What is being asked: Below are the records. Count the lines containing the string "JSON", and reply with the number alone.

───── Material ─────

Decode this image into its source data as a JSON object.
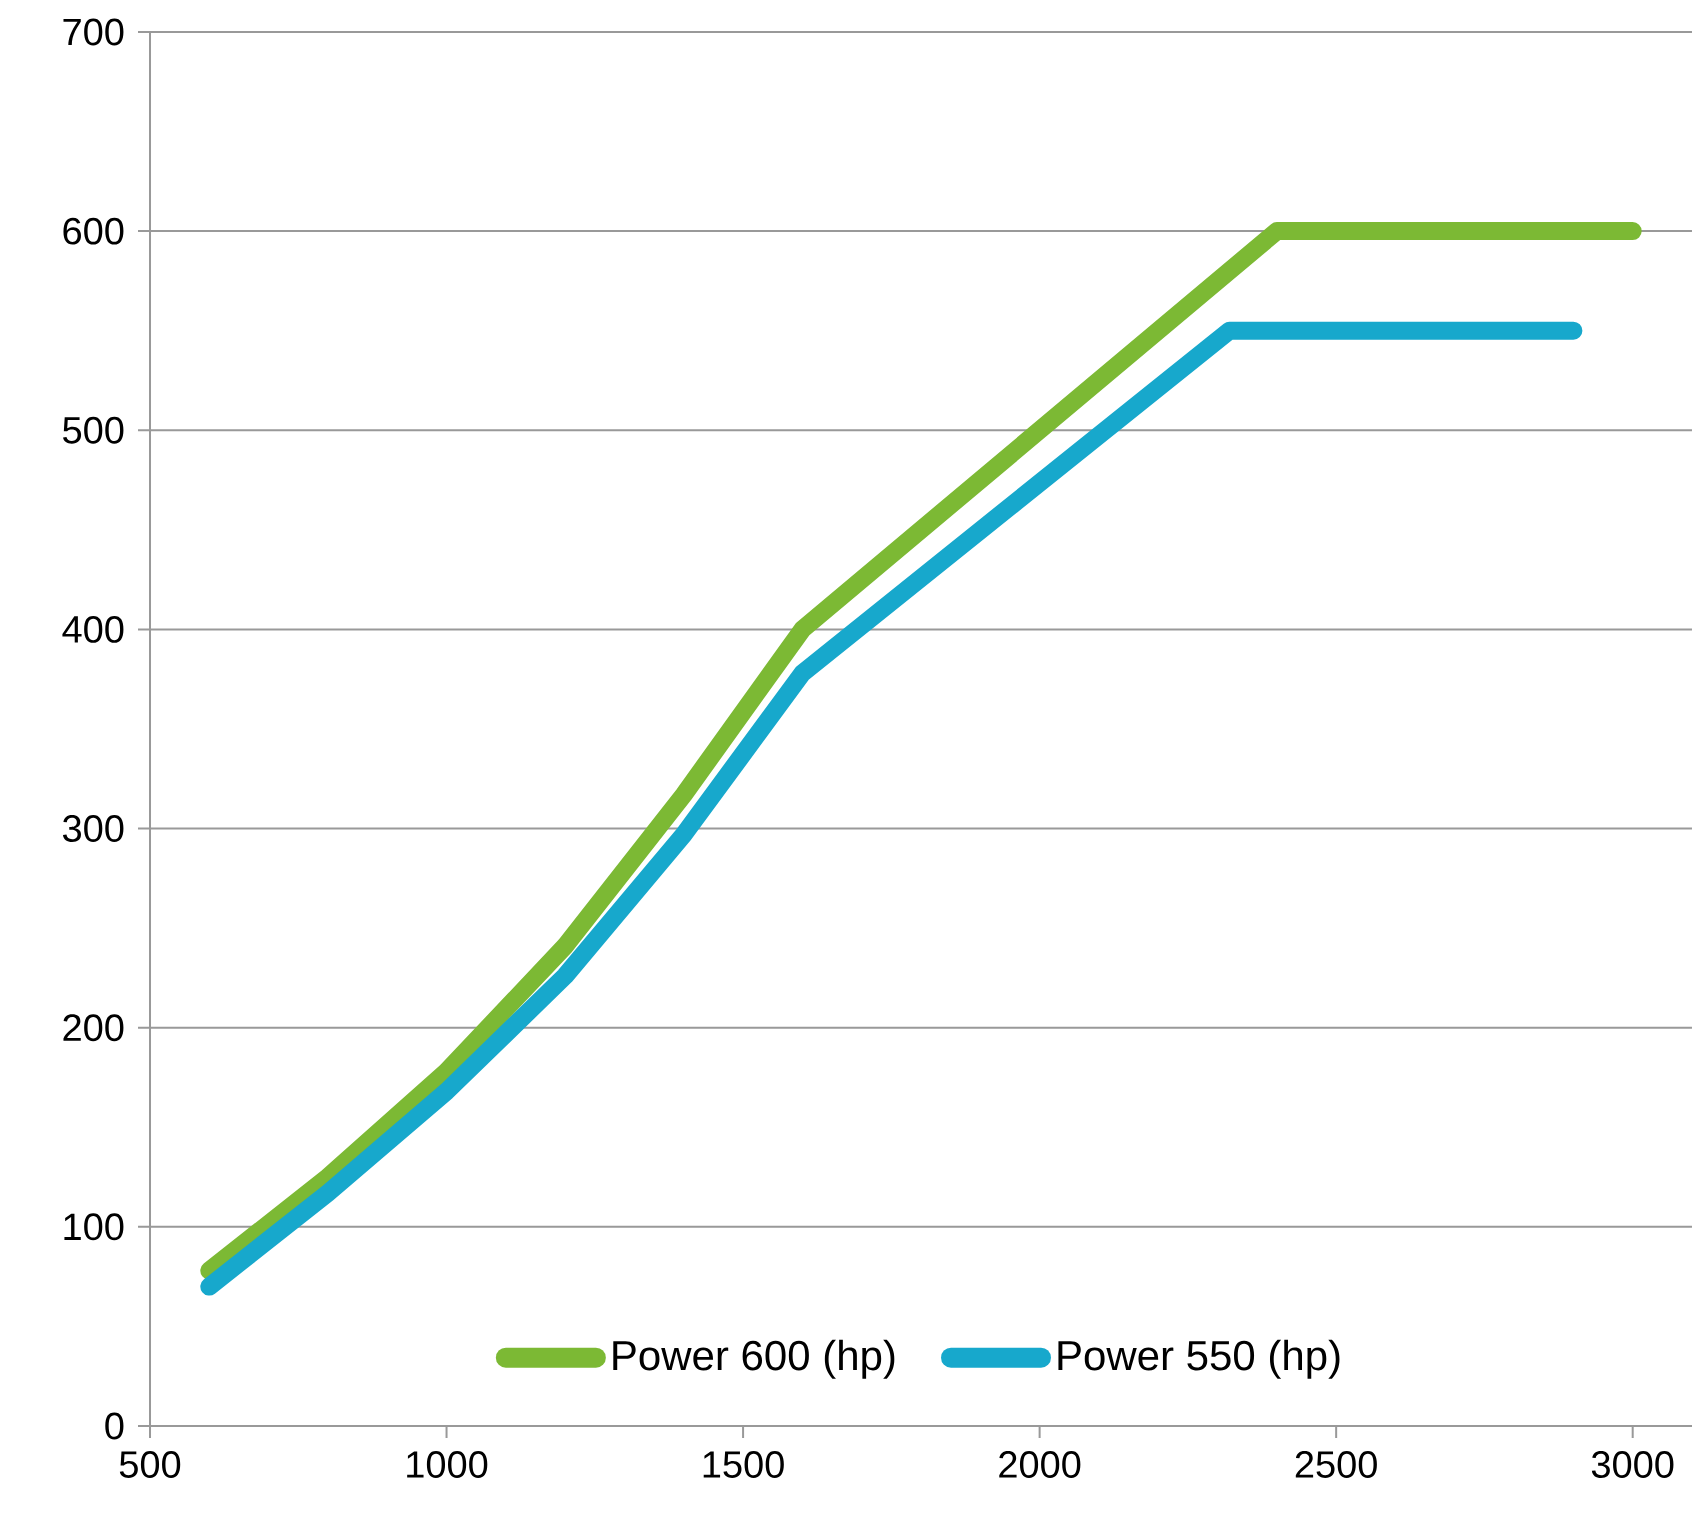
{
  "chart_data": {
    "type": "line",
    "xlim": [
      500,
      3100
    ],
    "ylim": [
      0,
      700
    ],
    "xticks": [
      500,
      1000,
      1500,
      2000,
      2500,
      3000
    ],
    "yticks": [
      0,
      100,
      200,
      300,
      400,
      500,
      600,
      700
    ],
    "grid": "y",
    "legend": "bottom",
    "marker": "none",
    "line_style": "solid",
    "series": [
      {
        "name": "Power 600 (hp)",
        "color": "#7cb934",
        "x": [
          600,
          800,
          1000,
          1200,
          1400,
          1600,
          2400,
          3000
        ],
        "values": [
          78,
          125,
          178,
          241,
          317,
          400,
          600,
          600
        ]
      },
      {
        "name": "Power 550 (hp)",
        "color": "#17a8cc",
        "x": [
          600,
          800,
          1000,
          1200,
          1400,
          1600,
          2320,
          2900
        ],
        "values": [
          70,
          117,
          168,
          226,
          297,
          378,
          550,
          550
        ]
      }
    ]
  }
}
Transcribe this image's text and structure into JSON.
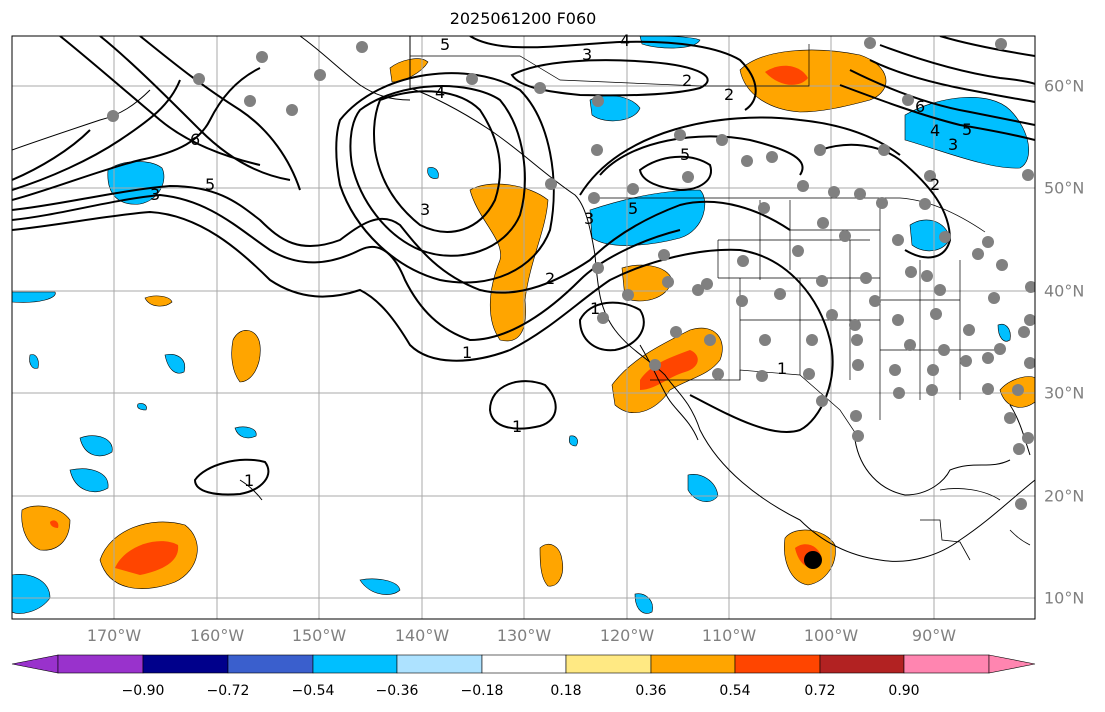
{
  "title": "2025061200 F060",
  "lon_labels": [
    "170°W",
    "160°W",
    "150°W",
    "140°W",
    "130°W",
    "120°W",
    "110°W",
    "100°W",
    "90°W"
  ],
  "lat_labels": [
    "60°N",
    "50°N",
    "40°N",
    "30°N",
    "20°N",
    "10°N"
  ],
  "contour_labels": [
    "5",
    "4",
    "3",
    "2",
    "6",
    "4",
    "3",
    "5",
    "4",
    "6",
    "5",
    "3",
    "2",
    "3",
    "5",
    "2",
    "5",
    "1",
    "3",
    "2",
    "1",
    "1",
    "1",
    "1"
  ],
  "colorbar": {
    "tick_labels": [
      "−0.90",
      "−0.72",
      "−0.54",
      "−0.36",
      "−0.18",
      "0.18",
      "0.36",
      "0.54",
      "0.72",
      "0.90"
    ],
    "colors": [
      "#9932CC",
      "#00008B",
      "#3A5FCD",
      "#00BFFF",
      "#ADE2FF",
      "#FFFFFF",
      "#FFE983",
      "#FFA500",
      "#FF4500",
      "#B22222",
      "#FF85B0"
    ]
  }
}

─────

Full output: 2